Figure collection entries
-- Begin --

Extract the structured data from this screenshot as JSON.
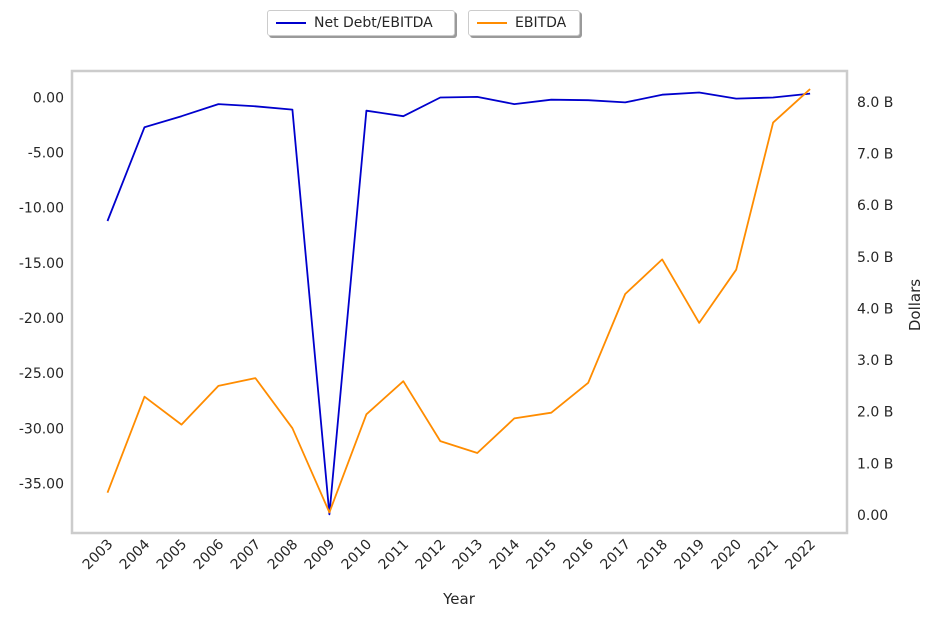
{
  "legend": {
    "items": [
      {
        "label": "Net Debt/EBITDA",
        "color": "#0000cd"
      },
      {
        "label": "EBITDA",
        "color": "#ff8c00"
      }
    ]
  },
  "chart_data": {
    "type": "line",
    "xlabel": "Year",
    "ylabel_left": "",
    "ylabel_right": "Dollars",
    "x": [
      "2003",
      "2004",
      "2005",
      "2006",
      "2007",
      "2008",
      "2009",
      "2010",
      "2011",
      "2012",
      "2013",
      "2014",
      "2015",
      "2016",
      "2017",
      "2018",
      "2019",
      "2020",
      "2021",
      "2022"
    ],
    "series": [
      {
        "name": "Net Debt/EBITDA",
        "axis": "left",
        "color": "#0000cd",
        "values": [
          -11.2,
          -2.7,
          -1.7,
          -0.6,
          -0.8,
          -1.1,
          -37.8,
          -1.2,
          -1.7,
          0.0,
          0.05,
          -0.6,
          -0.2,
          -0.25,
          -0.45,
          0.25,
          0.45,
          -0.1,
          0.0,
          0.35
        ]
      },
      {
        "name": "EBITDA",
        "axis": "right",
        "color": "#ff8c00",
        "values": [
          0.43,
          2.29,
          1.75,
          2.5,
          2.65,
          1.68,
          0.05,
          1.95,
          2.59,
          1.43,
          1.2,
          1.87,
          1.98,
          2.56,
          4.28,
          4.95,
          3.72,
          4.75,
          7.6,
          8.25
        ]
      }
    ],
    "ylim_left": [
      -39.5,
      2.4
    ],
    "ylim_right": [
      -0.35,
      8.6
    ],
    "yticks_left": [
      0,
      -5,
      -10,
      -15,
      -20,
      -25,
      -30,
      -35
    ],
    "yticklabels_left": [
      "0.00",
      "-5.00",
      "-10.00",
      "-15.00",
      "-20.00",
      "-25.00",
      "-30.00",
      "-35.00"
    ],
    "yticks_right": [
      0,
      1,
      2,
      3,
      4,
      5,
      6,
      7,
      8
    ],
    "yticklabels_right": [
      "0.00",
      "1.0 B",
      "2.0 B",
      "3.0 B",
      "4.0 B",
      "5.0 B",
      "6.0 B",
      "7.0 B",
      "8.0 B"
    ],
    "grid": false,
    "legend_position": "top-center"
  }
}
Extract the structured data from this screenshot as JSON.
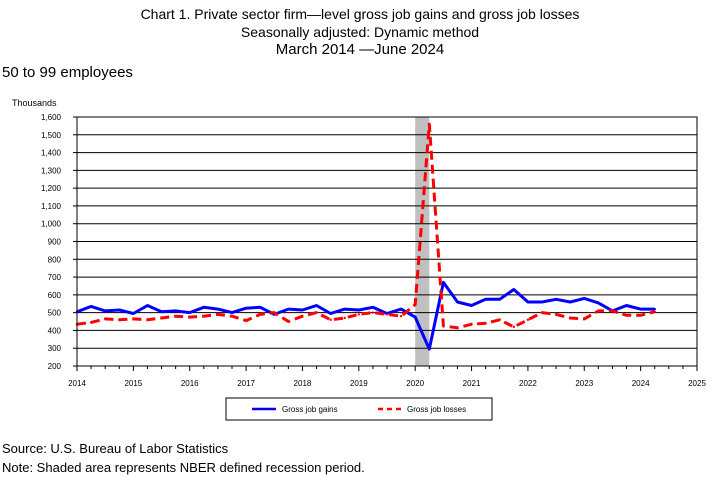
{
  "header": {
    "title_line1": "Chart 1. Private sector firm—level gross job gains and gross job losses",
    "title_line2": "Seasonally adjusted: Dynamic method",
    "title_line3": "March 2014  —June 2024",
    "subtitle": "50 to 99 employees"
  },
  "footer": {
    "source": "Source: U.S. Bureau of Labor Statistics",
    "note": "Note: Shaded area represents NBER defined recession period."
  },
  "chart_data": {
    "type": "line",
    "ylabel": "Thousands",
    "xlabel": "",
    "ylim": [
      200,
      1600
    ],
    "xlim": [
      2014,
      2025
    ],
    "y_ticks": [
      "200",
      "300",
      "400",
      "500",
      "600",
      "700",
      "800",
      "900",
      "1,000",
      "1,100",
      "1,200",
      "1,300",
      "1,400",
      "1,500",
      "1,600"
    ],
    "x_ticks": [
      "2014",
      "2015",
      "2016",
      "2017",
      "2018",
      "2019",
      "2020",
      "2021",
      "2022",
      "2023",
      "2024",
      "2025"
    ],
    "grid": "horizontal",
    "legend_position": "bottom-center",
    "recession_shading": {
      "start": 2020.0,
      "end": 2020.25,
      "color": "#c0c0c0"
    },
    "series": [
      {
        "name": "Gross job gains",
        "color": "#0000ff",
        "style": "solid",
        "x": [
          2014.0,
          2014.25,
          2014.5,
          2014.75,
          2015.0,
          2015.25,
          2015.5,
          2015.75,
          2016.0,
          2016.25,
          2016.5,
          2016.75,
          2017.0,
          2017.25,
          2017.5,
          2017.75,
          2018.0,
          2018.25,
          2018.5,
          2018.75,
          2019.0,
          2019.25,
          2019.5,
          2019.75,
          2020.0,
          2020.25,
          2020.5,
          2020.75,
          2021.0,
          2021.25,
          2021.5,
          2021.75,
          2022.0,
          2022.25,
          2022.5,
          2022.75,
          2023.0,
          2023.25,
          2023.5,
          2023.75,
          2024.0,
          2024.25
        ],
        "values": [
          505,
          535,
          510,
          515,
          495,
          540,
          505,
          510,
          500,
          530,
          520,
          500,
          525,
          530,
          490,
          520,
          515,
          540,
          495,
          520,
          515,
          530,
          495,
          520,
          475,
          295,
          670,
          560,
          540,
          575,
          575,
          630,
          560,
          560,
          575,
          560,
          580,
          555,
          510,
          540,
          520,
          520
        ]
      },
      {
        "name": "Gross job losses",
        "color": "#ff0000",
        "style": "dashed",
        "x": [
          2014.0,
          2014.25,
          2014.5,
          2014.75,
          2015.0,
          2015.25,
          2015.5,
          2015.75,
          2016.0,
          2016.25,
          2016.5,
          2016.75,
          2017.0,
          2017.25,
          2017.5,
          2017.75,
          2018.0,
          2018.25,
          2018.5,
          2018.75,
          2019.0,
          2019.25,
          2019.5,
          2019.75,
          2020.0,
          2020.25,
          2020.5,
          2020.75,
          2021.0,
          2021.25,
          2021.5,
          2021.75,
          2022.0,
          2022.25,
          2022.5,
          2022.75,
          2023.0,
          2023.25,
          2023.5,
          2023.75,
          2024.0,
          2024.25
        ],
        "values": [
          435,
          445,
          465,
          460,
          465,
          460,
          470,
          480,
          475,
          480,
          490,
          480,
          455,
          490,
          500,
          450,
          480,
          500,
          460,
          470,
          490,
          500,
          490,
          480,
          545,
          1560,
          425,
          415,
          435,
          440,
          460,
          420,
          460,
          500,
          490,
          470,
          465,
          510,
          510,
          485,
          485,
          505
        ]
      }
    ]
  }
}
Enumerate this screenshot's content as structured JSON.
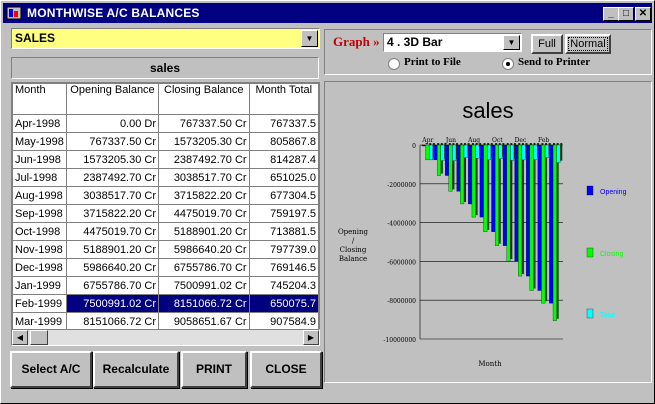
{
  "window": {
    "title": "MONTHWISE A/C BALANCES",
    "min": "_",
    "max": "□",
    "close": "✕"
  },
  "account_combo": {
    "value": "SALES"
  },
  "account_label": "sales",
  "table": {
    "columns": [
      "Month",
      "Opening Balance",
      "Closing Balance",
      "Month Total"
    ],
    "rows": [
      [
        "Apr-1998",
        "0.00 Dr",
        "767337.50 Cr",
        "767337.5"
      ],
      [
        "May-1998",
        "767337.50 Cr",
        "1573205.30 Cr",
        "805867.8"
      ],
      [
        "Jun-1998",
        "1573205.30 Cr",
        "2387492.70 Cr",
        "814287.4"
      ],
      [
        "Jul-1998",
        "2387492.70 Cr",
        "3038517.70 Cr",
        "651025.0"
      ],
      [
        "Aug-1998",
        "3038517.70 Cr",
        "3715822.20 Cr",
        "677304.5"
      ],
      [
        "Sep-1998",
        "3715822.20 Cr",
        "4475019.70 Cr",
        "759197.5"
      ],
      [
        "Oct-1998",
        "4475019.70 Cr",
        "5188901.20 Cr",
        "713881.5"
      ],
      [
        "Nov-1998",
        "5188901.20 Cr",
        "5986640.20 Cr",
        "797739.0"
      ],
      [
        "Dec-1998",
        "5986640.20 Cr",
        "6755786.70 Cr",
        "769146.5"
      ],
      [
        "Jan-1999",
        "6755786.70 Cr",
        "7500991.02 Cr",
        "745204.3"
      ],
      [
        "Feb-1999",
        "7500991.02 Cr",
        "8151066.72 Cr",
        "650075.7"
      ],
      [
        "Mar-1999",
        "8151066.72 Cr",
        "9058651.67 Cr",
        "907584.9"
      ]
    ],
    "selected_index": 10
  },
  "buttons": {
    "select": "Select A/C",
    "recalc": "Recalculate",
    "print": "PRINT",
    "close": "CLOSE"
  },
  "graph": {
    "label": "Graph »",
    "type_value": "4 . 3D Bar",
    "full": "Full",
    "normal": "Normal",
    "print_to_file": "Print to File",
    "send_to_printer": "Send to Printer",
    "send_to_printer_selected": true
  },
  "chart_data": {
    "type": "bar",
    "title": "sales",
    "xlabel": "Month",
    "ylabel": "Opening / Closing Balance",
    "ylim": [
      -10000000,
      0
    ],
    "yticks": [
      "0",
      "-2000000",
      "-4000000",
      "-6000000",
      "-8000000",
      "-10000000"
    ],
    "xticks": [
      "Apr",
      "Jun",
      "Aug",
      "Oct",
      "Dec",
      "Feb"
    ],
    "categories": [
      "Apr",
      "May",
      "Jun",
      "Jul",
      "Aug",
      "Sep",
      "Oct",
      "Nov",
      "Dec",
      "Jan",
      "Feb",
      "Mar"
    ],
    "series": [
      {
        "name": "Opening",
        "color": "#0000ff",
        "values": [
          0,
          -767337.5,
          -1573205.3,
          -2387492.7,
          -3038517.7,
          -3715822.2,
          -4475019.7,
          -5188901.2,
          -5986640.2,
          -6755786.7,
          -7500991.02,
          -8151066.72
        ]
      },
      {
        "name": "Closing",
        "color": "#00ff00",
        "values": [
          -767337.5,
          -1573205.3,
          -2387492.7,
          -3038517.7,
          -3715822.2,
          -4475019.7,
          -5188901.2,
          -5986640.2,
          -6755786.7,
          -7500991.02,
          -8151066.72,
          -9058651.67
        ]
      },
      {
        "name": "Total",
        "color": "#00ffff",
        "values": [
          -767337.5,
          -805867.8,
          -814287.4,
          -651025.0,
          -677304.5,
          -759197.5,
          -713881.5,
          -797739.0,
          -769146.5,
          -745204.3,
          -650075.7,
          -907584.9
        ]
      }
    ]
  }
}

-- End --

Pull out each line holding the string "Debt".

_Output of the task_.
        "label": "Net Debt/EBITDA",
        "name": "Net Debt/EBITDA",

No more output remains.